Records provided ::
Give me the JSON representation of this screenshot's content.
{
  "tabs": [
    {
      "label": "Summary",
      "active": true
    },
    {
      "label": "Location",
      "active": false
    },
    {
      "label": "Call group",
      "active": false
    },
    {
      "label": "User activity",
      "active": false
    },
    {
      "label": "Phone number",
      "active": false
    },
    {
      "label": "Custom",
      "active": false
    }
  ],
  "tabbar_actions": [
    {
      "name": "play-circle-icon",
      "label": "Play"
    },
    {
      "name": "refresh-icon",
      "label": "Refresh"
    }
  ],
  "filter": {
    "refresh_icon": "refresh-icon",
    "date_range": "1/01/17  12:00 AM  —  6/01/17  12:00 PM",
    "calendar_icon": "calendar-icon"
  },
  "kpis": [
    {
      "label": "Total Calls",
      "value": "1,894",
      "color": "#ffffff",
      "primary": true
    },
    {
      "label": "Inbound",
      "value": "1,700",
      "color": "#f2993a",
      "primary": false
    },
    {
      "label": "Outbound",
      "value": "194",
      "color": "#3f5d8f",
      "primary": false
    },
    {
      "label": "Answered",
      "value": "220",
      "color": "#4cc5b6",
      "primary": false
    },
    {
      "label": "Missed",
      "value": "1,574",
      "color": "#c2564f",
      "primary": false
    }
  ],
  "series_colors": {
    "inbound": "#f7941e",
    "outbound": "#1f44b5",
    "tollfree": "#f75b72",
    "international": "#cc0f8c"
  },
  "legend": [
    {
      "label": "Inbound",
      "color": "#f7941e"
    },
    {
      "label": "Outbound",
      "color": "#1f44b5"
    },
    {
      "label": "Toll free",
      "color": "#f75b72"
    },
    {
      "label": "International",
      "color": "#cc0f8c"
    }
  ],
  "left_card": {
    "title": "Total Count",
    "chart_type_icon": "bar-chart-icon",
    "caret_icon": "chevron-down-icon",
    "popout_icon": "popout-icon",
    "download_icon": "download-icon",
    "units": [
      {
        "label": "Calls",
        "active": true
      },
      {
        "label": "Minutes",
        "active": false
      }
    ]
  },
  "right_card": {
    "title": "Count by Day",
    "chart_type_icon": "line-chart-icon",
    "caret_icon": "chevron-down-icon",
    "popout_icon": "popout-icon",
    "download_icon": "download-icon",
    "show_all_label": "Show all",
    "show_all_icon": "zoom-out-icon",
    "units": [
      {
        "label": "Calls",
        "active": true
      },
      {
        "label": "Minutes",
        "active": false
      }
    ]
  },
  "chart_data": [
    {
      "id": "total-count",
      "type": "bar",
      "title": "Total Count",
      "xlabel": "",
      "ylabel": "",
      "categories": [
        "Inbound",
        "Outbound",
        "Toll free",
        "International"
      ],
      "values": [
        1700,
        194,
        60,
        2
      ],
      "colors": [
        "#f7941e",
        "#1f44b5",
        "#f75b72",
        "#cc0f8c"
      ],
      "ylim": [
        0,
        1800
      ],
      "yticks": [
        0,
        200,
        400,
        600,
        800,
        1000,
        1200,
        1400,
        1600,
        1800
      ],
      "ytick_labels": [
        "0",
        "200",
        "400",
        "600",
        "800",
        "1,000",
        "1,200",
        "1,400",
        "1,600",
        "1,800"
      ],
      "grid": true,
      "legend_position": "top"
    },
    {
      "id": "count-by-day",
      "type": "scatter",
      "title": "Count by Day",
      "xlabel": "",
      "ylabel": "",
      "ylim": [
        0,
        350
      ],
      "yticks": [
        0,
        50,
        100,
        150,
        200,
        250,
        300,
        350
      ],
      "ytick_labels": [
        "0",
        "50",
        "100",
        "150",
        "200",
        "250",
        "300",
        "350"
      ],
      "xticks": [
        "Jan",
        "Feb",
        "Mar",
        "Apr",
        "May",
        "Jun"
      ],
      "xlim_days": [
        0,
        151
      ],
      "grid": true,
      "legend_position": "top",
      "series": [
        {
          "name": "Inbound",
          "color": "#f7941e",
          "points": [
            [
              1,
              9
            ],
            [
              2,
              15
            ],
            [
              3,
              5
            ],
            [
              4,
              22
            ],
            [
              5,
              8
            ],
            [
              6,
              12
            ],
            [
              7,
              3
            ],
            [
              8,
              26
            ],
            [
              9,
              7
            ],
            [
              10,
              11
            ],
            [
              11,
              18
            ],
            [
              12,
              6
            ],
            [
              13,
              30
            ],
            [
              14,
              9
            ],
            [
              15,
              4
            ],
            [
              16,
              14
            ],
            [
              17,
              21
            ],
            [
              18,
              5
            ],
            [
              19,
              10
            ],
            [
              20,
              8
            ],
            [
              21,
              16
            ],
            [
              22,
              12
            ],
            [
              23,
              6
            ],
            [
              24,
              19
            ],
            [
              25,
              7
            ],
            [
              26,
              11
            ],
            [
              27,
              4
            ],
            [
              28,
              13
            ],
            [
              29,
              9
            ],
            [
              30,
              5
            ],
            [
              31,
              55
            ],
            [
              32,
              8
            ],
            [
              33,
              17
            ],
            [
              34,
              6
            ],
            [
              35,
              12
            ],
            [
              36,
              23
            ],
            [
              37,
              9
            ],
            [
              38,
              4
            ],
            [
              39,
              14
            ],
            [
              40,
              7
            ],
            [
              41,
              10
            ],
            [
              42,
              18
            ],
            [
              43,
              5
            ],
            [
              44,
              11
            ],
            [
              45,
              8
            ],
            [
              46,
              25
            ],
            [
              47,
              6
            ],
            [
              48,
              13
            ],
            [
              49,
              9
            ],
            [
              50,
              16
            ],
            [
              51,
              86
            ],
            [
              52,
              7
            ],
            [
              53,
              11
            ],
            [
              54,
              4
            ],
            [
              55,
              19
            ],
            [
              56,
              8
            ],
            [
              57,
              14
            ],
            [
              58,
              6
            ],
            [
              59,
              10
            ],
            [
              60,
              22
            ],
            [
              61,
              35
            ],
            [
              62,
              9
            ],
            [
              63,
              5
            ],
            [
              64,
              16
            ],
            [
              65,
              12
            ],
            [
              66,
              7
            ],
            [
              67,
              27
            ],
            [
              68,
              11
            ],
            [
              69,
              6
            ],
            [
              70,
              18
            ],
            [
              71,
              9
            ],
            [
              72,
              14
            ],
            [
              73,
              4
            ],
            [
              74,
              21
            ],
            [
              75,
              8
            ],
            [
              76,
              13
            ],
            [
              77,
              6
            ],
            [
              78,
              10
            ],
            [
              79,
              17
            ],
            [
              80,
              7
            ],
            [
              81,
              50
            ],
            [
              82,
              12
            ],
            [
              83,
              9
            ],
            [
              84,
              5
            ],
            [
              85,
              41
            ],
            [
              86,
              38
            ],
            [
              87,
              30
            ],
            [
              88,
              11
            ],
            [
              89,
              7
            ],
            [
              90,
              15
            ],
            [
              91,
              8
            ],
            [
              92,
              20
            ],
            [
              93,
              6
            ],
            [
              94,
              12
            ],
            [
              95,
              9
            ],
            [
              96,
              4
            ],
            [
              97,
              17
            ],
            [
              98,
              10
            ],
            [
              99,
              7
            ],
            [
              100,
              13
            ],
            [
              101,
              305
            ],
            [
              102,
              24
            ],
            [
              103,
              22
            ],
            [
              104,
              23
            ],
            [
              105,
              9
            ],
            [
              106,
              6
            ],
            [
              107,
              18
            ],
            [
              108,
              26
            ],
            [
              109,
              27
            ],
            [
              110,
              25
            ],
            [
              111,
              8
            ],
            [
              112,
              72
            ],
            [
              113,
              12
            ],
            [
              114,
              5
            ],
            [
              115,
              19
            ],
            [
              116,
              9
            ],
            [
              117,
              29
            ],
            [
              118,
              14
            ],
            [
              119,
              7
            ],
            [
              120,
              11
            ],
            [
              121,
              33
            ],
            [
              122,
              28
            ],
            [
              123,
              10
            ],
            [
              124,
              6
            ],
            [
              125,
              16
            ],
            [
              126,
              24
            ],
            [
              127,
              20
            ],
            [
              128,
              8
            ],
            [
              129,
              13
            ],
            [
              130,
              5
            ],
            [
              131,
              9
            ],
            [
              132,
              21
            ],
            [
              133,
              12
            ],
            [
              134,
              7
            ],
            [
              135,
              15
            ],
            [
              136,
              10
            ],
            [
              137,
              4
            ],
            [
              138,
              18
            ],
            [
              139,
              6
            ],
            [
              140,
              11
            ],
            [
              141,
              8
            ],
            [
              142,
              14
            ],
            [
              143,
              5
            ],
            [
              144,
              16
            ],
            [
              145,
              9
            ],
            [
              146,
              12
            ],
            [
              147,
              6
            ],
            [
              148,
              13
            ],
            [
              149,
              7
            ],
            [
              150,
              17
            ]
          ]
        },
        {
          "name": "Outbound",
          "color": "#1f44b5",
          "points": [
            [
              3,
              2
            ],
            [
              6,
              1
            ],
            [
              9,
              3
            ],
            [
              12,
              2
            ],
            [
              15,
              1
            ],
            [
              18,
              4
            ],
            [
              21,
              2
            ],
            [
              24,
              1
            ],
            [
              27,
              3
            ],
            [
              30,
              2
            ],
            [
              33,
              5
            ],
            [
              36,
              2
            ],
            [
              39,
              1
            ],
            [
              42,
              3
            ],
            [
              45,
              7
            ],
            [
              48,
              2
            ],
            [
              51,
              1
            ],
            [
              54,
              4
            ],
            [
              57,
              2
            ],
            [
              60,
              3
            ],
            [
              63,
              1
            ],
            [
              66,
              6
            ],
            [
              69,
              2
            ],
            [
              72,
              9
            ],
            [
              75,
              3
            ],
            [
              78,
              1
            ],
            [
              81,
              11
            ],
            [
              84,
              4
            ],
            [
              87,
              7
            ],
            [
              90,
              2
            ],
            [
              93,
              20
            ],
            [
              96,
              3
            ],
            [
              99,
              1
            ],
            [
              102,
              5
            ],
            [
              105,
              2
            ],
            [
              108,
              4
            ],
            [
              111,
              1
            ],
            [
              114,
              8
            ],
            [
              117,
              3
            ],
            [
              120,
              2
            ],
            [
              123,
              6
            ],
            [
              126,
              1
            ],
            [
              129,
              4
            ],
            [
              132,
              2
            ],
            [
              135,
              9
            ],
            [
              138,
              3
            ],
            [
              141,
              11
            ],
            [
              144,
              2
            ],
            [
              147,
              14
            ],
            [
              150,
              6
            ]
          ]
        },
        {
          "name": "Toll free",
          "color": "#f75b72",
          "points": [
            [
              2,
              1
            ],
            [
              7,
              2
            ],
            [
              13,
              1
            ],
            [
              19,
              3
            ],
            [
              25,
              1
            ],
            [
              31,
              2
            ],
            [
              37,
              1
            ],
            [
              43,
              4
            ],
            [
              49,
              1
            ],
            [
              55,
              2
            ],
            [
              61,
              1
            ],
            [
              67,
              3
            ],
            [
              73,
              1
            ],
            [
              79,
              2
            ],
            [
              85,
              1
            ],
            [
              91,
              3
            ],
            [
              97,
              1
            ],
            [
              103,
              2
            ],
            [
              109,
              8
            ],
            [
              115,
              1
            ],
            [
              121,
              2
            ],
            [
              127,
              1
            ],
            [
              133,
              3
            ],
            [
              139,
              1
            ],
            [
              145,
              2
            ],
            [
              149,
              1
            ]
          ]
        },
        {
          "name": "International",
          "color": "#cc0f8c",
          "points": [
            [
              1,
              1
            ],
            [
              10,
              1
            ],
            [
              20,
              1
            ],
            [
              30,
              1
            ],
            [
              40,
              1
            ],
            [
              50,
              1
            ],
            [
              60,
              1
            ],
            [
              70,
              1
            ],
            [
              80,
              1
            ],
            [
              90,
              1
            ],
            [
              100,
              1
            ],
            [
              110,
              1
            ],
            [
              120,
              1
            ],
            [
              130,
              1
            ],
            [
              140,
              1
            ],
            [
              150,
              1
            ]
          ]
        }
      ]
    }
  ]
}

What is being asked :: Extract from the material all lines containing the string "name".

Final result ::
      "name": "play-circle-icon",
      "name": "refresh-icon",
          "name": "Inbound",
          "name": "Outbound",
          "name": "Toll free",
          "name": "International",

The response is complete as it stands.